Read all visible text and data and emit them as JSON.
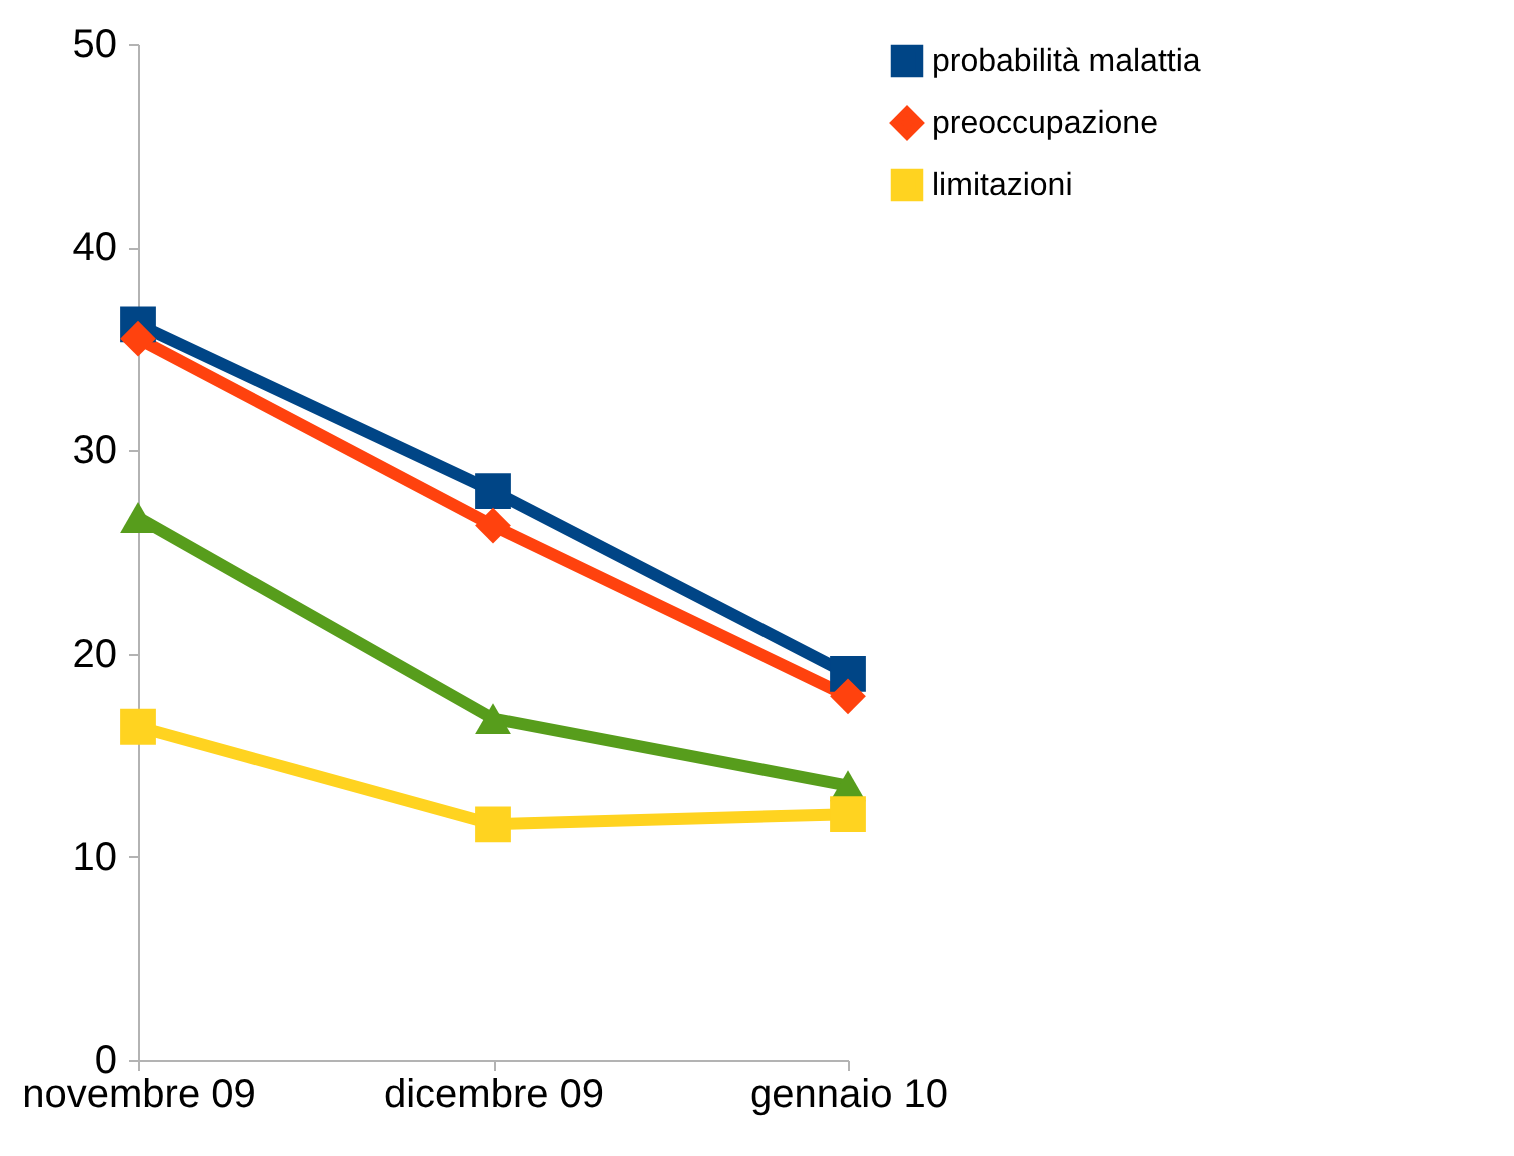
{
  "chart_data": {
    "type": "line",
    "categories": [
      "novembre 09",
      "dicembre 09",
      "gennaio 10"
    ],
    "series": [
      {
        "name": "probabilità malattia",
        "color": "#004586",
        "marker": "square",
        "values": [
          36.2,
          28.0,
          19.0
        ]
      },
      {
        "name": "preoccupazione",
        "color": "#ff420e",
        "marker": "diamond",
        "values": [
          35.5,
          26.3,
          17.9
        ]
      },
      {
        "color": "#579d1c",
        "marker": "triangle",
        "values": [
          26.7,
          16.8,
          13.5
        ]
      },
      {
        "name": "limitazioni",
        "color": "#ffd320",
        "marker": "square",
        "values": [
          16.4,
          11.6,
          12.1
        ]
      }
    ],
    "ylim": [
      0,
      50
    ],
    "yticks": [
      0,
      10,
      20,
      30,
      40,
      50
    ],
    "grid": false,
    "legend": "right",
    "line_style": "solid"
  }
}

## Stated exercise:
Pictures appear in the records above. Output everything except them, exactly.

## Result for this exercise:
Read all visible text and data and emit them as JSON.
{
  "chart_data": {
    "type": "line",
    "categories": [
      "novembre 09",
      "dicembre 09",
      "gennaio 10"
    ],
    "series": [
      {
        "name": "probabilità malattia",
        "color": "#004586",
        "marker": "square",
        "values": [
          36.2,
          28.0,
          19.0
        ]
      },
      {
        "name": "preoccupazione",
        "color": "#ff420e",
        "marker": "diamond",
        "values": [
          35.5,
          26.3,
          17.9
        ]
      },
      {
        "color": "#579d1c",
        "marker": "triangle",
        "values": [
          26.7,
          16.8,
          13.5
        ]
      },
      {
        "name": "limitazioni",
        "color": "#ffd320",
        "marker": "square",
        "values": [
          16.4,
          11.6,
          12.1
        ]
      }
    ],
    "ylim": [
      0,
      50
    ],
    "yticks": [
      0,
      10,
      20,
      30,
      40,
      50
    ],
    "grid": false,
    "legend": "right",
    "line_style": "solid"
  }
}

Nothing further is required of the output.